→ Data supplied
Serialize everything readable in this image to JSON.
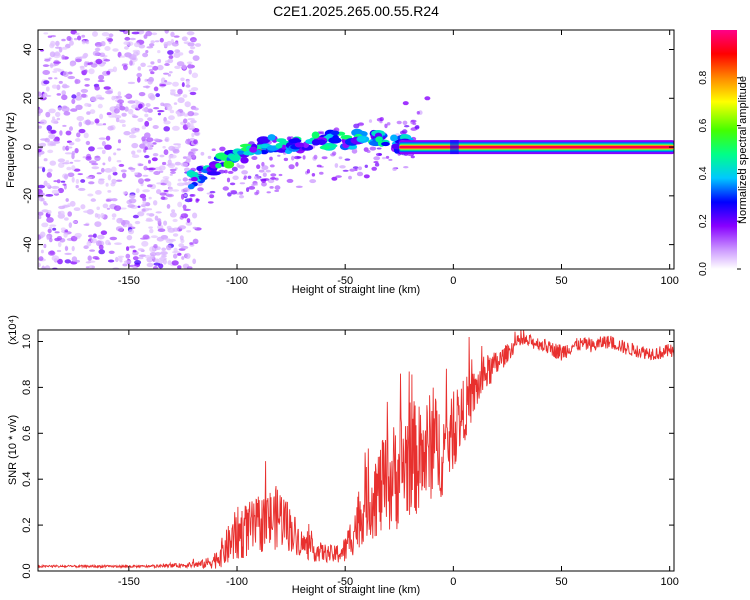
{
  "figure_title": "C2E1.2025.265.00.55.R24",
  "colors": {
    "line": "#e8302e",
    "axis": "#000000",
    "spectrogram_noise": "#8a2be2"
  },
  "chart_data": [
    {
      "type": "heatmap",
      "title": "C2E1.2025.265.00.55.R24",
      "xlabel": "Height of straight line (km)",
      "ylabel": "Frequency (Hz)",
      "xlim": [
        -192,
        102
      ],
      "ylim": [
        -50,
        48
      ],
      "xticks": [
        -150,
        -100,
        -50,
        0,
        50,
        100
      ],
      "xtick_labels": [
        "-150",
        "-100",
        "-50",
        "0",
        "50",
        "100"
      ],
      "yticks": [
        -40,
        -20,
        0,
        20,
        40
      ],
      "ytick_labels": [
        "-40",
        "-20",
        "0",
        "20",
        "40"
      ],
      "colorbar": {
        "label": "Normalized spectral amplitude",
        "range": [
          0,
          1
        ],
        "ticks": [
          0.0,
          0.2,
          0.4,
          0.6,
          0.8
        ],
        "tick_labels": [
          "0.0",
          "0.2",
          "0.4",
          "0.6",
          "0.8"
        ],
        "colormap": [
          "#ffffff",
          "#cc99ff",
          "#8800ff",
          "#0000ff",
          "#00c8ff",
          "#00ff88",
          "#44ff00",
          "#ffff00",
          "#ff8800",
          "#ff0000",
          "#ff0088"
        ]
      },
      "features": {
        "noise_region_x": [
          -192,
          -118
        ],
        "track_points": [
          {
            "x": -122,
            "y": -14,
            "amp": 0.55
          },
          {
            "x": -113,
            "y": -9,
            "amp": 0.5
          },
          {
            "x": -104,
            "y": -5,
            "amp": 0.55
          },
          {
            "x": -95,
            "y": -2,
            "amp": 0.5
          },
          {
            "x": -86,
            "y": 1,
            "amp": 0.55
          },
          {
            "x": -76,
            "y": 1,
            "amp": 0.45
          },
          {
            "x": -66,
            "y": 2,
            "amp": 0.5
          },
          {
            "x": -55,
            "y": 3,
            "amp": 0.45
          },
          {
            "x": -45,
            "y": 3,
            "amp": 0.55
          },
          {
            "x": -36,
            "y": 4,
            "amp": 0.5
          },
          {
            "x": -28,
            "y": 2,
            "amp": 0.4
          },
          {
            "x": -20,
            "y": 1,
            "amp": 0.5
          }
        ],
        "carrier": {
          "x_start": -25,
          "x_end": 102,
          "y": 0,
          "amp": 0.95
        }
      }
    },
    {
      "type": "line",
      "xlabel": "Height of straight line (km)",
      "ylabel": "SNR (10 * v/v)",
      "scale_note": "(x10⁴)",
      "xlim": [
        -192,
        102
      ],
      "ylim": [
        0,
        1.05
      ],
      "xticks": [
        -150,
        -100,
        -50,
        0,
        50,
        100
      ],
      "xtick_labels": [
        "-150",
        "-100",
        "-50",
        "0",
        "50",
        "100"
      ],
      "yticks": [
        0.0,
        0.2,
        0.4,
        0.6,
        0.8,
        1.0
      ],
      "ytick_labels": [
        "0.0",
        "0.2",
        "0.4",
        "0.6",
        "0.8",
        "1.0"
      ],
      "series": [
        {
          "name": "SNR",
          "x": [
            -192,
            -180,
            -160,
            -140,
            -125,
            -115,
            -110,
            -105,
            -100,
            -95,
            -90,
            -85,
            -80,
            -75,
            -70,
            -65,
            -60,
            -55,
            -50,
            -45,
            -40,
            -35,
            -30,
            -25,
            -20,
            -15,
            -10,
            -5,
            0,
            5,
            10,
            15,
            20,
            25,
            30,
            35,
            40,
            45,
            50,
            55,
            60,
            65,
            70,
            75,
            80,
            85,
            90,
            95,
            100,
            102
          ],
          "y": [
            0.02,
            0.02,
            0.02,
            0.02,
            0.025,
            0.03,
            0.05,
            0.1,
            0.16,
            0.18,
            0.2,
            0.22,
            0.24,
            0.18,
            0.12,
            0.09,
            0.08,
            0.07,
            0.09,
            0.2,
            0.3,
            0.34,
            0.38,
            0.44,
            0.5,
            0.48,
            0.55,
            0.52,
            0.6,
            0.7,
            0.78,
            0.86,
            0.9,
            0.95,
            1.0,
            1.0,
            0.99,
            0.97,
            0.95,
            0.98,
            0.99,
            0.98,
            1.0,
            0.99,
            0.97,
            0.96,
            0.95,
            0.95,
            0.96,
            0.95
          ],
          "noise": [
            0.005,
            0.005,
            0.005,
            0.005,
            0.01,
            0.02,
            0.04,
            0.08,
            0.12,
            0.12,
            0.12,
            0.14,
            0.14,
            0.1,
            0.06,
            0.05,
            0.04,
            0.04,
            0.06,
            0.12,
            0.16,
            0.2,
            0.22,
            0.26,
            0.26,
            0.24,
            0.24,
            0.2,
            0.16,
            0.14,
            0.1,
            0.08,
            0.06,
            0.04,
            0.03,
            0.03,
            0.03,
            0.03,
            0.04,
            0.03,
            0.03,
            0.03,
            0.03,
            0.03,
            0.03,
            0.03,
            0.03,
            0.03,
            0.03,
            0.03
          ]
        }
      ]
    }
  ]
}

→ Stated problem
Repeat the material above word for word and skip every image in it.

→ Result of the task
Serialize everything readable in this image to JSON.
{
  "figure_title": "C2E1.2025.265.00.55.R24",
  "colors": {
    "line": "#e8302e",
    "axis": "#000000",
    "spectrogram_noise": "#8a2be2"
  },
  "chart_data": [
    {
      "type": "heatmap",
      "title": "C2E1.2025.265.00.55.R24",
      "xlabel": "Height of straight line (km)",
      "ylabel": "Frequency (Hz)",
      "xlim": [
        -192,
        102
      ],
      "ylim": [
        -50,
        48
      ],
      "xticks": [
        -150,
        -100,
        -50,
        0,
        50,
        100
      ],
      "xtick_labels": [
        "-150",
        "-100",
        "-50",
        "0",
        "50",
        "100"
      ],
      "yticks": [
        -40,
        -20,
        0,
        20,
        40
      ],
      "ytick_labels": [
        "-40",
        "-20",
        "0",
        "20",
        "40"
      ],
      "colorbar": {
        "label": "Normalized spectral amplitude",
        "range": [
          0,
          1
        ],
        "ticks": [
          0.0,
          0.2,
          0.4,
          0.6,
          0.8
        ],
        "tick_labels": [
          "0.0",
          "0.2",
          "0.4",
          "0.6",
          "0.8"
        ],
        "colormap": [
          "#ffffff",
          "#cc99ff",
          "#8800ff",
          "#0000ff",
          "#00c8ff",
          "#00ff88",
          "#44ff00",
          "#ffff00",
          "#ff8800",
          "#ff0000",
          "#ff0088"
        ]
      },
      "features": {
        "noise_region_x": [
          -192,
          -118
        ],
        "track_points": [
          {
            "x": -122,
            "y": -14,
            "amp": 0.55
          },
          {
            "x": -113,
            "y": -9,
            "amp": 0.5
          },
          {
            "x": -104,
            "y": -5,
            "amp": 0.55
          },
          {
            "x": -95,
            "y": -2,
            "amp": 0.5
          },
          {
            "x": -86,
            "y": 1,
            "amp": 0.55
          },
          {
            "x": -76,
            "y": 1,
            "amp": 0.45
          },
          {
            "x": -66,
            "y": 2,
            "amp": 0.5
          },
          {
            "x": -55,
            "y": 3,
            "amp": 0.45
          },
          {
            "x": -45,
            "y": 3,
            "amp": 0.55
          },
          {
            "x": -36,
            "y": 4,
            "amp": 0.5
          },
          {
            "x": -28,
            "y": 2,
            "amp": 0.4
          },
          {
            "x": -20,
            "y": 1,
            "amp": 0.5
          }
        ],
        "carrier": {
          "x_start": -25,
          "x_end": 102,
          "y": 0,
          "amp": 0.95
        }
      }
    },
    {
      "type": "line",
      "xlabel": "Height of straight line (km)",
      "ylabel": "SNR (10 * v/v)",
      "scale_note": "(x10⁴)",
      "xlim": [
        -192,
        102
      ],
      "ylim": [
        0,
        1.05
      ],
      "xticks": [
        -150,
        -100,
        -50,
        0,
        50,
        100
      ],
      "xtick_labels": [
        "-150",
        "-100",
        "-50",
        "0",
        "50",
        "100"
      ],
      "yticks": [
        0.0,
        0.2,
        0.4,
        0.6,
        0.8,
        1.0
      ],
      "ytick_labels": [
        "0.0",
        "0.2",
        "0.4",
        "0.6",
        "0.8",
        "1.0"
      ],
      "series": [
        {
          "name": "SNR",
          "x": [
            -192,
            -180,
            -160,
            -140,
            -125,
            -115,
            -110,
            -105,
            -100,
            -95,
            -90,
            -85,
            -80,
            -75,
            -70,
            -65,
            -60,
            -55,
            -50,
            -45,
            -40,
            -35,
            -30,
            -25,
            -20,
            -15,
            -10,
            -5,
            0,
            5,
            10,
            15,
            20,
            25,
            30,
            35,
            40,
            45,
            50,
            55,
            60,
            65,
            70,
            75,
            80,
            85,
            90,
            95,
            100,
            102
          ],
          "y": [
            0.02,
            0.02,
            0.02,
            0.02,
            0.025,
            0.03,
            0.05,
            0.1,
            0.16,
            0.18,
            0.2,
            0.22,
            0.24,
            0.18,
            0.12,
            0.09,
            0.08,
            0.07,
            0.09,
            0.2,
            0.3,
            0.34,
            0.38,
            0.44,
            0.5,
            0.48,
            0.55,
            0.52,
            0.6,
            0.7,
            0.78,
            0.86,
            0.9,
            0.95,
            1.0,
            1.0,
            0.99,
            0.97,
            0.95,
            0.98,
            0.99,
            0.98,
            1.0,
            0.99,
            0.97,
            0.96,
            0.95,
            0.95,
            0.96,
            0.95
          ],
          "noise": [
            0.005,
            0.005,
            0.005,
            0.005,
            0.01,
            0.02,
            0.04,
            0.08,
            0.12,
            0.12,
            0.12,
            0.14,
            0.14,
            0.1,
            0.06,
            0.05,
            0.04,
            0.04,
            0.06,
            0.12,
            0.16,
            0.2,
            0.22,
            0.26,
            0.26,
            0.24,
            0.24,
            0.2,
            0.16,
            0.14,
            0.1,
            0.08,
            0.06,
            0.04,
            0.03,
            0.03,
            0.03,
            0.03,
            0.04,
            0.03,
            0.03,
            0.03,
            0.03,
            0.03,
            0.03,
            0.03,
            0.03,
            0.03,
            0.03,
            0.03
          ]
        }
      ]
    }
  ]
}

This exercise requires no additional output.